§ Entries with figure data:
────

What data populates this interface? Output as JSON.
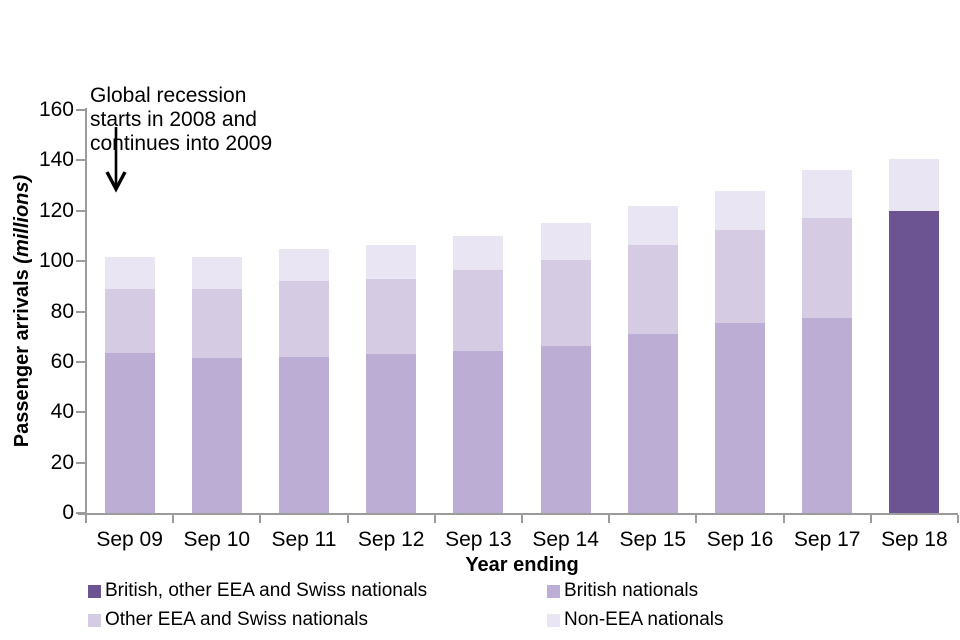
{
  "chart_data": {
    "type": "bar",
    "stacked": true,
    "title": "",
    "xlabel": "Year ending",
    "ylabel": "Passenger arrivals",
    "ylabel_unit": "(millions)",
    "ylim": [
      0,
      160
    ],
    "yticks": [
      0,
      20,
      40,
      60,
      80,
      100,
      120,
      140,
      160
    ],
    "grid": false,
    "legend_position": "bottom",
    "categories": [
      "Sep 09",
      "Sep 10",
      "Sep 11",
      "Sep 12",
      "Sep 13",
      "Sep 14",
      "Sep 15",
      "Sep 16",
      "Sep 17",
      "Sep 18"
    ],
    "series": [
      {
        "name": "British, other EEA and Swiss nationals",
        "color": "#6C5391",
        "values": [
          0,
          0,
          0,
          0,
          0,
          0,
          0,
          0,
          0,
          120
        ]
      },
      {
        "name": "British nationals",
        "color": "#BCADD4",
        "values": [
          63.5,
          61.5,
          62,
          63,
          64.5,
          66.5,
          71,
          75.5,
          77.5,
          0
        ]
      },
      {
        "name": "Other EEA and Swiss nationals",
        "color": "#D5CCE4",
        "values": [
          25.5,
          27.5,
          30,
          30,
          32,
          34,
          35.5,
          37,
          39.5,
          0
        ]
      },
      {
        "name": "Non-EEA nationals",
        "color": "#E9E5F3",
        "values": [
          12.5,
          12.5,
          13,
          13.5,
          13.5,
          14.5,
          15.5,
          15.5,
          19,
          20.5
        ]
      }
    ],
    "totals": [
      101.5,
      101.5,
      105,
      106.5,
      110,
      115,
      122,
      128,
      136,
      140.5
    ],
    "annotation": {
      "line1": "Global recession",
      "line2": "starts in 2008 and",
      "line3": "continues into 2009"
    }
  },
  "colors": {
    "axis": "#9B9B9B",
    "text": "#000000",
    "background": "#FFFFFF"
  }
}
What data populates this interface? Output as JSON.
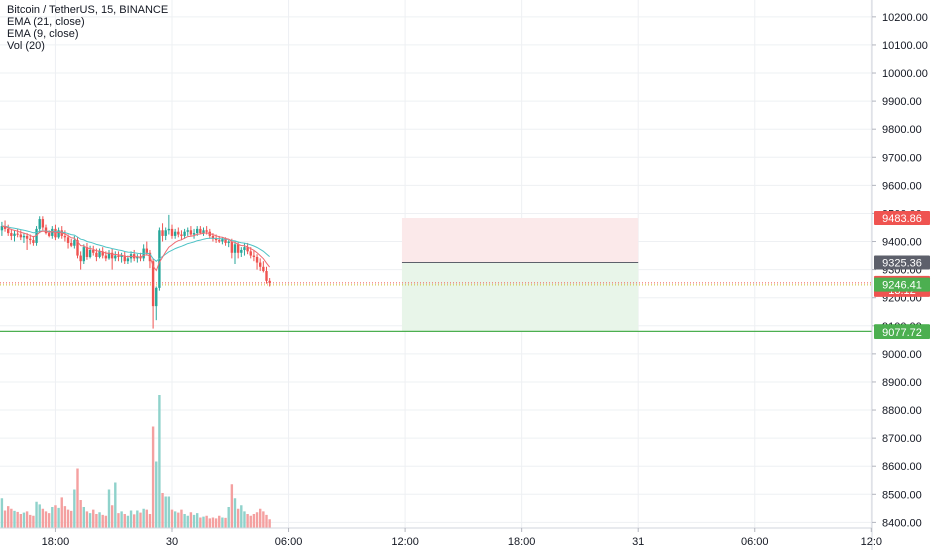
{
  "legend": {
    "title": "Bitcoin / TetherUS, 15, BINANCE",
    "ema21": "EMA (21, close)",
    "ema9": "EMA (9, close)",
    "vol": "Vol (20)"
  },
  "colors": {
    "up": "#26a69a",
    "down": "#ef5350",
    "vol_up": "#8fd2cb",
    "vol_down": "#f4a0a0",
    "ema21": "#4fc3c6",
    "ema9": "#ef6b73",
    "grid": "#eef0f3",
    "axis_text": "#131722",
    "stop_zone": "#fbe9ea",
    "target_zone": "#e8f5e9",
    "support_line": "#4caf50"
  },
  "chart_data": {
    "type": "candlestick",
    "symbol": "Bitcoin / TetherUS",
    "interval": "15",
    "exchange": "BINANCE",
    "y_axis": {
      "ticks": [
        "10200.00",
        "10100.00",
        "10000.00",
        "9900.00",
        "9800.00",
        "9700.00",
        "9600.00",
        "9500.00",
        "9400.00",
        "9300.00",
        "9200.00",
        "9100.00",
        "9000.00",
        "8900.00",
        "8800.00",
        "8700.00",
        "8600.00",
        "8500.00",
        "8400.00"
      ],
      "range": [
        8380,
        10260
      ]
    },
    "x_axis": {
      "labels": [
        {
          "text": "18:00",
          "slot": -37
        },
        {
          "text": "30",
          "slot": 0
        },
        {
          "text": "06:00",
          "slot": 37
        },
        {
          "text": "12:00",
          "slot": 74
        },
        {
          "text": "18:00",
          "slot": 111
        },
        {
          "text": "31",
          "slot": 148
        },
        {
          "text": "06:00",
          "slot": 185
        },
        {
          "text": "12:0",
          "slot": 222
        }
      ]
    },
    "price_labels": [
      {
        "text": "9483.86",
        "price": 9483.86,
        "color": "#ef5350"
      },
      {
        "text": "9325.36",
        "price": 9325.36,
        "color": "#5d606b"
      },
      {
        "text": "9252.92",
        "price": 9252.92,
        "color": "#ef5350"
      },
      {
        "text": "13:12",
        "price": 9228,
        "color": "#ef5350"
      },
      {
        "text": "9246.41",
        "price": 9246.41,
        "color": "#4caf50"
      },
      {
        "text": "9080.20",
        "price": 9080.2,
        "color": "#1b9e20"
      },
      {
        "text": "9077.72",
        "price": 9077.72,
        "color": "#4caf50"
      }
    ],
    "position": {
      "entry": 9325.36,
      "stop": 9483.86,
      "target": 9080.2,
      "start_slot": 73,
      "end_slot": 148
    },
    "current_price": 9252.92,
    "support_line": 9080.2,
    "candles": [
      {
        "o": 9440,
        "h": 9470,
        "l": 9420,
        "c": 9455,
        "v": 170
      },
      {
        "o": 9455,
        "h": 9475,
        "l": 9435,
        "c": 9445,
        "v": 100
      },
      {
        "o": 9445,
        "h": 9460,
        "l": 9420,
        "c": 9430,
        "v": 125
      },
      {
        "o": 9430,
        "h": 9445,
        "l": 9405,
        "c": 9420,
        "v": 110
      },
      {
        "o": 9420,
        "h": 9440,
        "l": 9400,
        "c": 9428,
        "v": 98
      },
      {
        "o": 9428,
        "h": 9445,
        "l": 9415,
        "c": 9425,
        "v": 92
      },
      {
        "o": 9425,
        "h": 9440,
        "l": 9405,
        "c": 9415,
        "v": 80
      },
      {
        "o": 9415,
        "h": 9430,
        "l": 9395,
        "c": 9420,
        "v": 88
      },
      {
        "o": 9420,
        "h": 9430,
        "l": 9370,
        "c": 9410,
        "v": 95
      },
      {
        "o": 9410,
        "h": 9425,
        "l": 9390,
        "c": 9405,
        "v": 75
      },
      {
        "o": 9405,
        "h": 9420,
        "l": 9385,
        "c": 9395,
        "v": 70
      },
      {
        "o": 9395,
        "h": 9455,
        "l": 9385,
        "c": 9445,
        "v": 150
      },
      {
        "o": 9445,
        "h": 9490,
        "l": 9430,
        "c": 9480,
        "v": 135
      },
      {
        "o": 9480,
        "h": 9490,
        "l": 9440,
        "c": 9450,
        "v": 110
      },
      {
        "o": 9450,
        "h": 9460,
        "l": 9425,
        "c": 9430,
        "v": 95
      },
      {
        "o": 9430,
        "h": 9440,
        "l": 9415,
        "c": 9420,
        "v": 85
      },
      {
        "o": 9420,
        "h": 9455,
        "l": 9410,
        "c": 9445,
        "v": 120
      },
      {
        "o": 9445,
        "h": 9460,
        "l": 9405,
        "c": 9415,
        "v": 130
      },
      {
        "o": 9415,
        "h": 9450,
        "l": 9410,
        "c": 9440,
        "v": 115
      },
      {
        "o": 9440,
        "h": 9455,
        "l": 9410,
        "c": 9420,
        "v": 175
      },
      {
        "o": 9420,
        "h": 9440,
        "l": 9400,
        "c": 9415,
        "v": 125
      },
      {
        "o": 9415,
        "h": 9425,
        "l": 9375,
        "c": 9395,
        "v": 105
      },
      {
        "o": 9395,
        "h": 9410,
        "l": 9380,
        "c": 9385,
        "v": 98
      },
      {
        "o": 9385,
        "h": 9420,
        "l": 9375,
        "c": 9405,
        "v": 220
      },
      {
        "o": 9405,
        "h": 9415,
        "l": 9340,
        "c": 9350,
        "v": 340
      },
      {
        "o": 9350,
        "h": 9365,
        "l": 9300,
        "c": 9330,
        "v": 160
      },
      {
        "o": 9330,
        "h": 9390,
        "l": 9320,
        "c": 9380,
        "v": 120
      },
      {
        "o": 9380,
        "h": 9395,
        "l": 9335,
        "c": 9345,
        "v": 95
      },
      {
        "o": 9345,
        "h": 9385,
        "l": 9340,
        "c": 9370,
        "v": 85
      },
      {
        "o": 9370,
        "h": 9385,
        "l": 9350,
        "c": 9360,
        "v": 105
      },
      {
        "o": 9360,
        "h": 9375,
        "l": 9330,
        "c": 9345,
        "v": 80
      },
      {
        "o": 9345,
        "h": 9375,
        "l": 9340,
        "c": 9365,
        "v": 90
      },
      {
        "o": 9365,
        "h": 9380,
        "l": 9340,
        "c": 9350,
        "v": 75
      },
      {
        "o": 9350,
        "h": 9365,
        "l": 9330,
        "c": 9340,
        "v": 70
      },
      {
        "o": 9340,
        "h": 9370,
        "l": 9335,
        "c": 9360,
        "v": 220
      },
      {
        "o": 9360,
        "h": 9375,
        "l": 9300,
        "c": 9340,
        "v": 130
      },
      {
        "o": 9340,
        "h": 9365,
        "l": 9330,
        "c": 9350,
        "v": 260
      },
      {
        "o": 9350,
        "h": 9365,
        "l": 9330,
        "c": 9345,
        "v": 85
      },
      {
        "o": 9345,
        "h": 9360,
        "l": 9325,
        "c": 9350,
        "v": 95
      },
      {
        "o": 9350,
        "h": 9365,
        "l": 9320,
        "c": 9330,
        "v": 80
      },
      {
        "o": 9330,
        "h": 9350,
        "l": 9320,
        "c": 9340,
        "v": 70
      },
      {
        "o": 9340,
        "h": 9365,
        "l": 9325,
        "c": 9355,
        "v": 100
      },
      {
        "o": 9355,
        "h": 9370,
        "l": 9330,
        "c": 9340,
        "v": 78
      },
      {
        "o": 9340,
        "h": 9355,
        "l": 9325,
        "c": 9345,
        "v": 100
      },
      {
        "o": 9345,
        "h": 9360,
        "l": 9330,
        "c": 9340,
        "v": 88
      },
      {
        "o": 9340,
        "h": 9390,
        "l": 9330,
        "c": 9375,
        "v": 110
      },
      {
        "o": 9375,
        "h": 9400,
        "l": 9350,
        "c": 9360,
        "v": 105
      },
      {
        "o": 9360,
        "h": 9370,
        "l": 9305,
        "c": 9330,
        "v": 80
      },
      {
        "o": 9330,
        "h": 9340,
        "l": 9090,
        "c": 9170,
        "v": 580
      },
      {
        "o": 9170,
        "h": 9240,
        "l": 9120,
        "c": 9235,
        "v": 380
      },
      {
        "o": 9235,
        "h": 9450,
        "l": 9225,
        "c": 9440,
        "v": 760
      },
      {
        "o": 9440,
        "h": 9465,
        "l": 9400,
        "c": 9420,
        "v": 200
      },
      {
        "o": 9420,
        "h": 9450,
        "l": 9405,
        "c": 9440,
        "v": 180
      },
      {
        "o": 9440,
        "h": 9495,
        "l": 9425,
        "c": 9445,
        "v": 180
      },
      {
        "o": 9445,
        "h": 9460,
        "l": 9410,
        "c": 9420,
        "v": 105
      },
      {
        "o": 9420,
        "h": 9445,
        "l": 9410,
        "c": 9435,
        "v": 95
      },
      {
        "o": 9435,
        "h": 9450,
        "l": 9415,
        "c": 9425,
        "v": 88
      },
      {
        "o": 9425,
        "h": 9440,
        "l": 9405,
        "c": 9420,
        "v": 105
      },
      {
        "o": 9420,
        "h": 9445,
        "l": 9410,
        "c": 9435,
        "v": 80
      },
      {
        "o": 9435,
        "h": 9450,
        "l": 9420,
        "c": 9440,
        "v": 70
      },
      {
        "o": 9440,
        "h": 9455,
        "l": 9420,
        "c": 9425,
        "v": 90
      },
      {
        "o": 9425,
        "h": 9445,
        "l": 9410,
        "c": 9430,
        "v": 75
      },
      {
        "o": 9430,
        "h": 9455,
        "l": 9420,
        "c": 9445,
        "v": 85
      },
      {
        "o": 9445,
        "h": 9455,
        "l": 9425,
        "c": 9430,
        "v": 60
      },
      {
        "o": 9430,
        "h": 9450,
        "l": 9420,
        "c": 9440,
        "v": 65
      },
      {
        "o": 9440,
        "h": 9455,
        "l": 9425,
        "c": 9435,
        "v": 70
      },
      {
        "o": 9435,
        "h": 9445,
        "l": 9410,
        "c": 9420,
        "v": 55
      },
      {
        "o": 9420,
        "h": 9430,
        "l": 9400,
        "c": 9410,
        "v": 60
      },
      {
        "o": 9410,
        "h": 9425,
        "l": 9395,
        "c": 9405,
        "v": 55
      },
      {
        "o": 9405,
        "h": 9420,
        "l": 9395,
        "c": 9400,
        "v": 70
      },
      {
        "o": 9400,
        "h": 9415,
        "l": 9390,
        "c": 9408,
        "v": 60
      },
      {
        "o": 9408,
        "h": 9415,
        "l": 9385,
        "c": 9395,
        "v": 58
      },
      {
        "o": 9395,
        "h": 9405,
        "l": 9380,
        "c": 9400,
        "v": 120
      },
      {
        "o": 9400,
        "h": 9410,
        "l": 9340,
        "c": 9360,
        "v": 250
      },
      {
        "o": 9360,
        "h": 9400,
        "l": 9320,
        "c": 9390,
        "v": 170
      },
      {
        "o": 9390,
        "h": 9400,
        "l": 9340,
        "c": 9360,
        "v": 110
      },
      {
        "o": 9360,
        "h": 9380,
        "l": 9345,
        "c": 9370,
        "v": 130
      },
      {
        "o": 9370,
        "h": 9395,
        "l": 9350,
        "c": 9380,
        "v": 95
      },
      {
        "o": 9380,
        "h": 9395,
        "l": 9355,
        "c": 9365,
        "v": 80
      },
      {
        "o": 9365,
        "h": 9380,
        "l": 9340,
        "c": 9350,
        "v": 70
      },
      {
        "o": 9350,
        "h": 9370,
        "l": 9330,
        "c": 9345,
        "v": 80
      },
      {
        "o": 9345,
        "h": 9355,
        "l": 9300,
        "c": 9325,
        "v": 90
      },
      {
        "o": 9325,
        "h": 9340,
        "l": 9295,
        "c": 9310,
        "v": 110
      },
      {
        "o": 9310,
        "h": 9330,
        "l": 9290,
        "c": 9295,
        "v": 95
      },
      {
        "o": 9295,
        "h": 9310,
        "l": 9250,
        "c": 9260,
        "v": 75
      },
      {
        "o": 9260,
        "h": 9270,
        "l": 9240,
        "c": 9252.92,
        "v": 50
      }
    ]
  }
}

────

§ Instructions for the task: Give the number of lines in the listing above that hold the string "TetherUS", with nothing else.

§ Answer to the problem: 2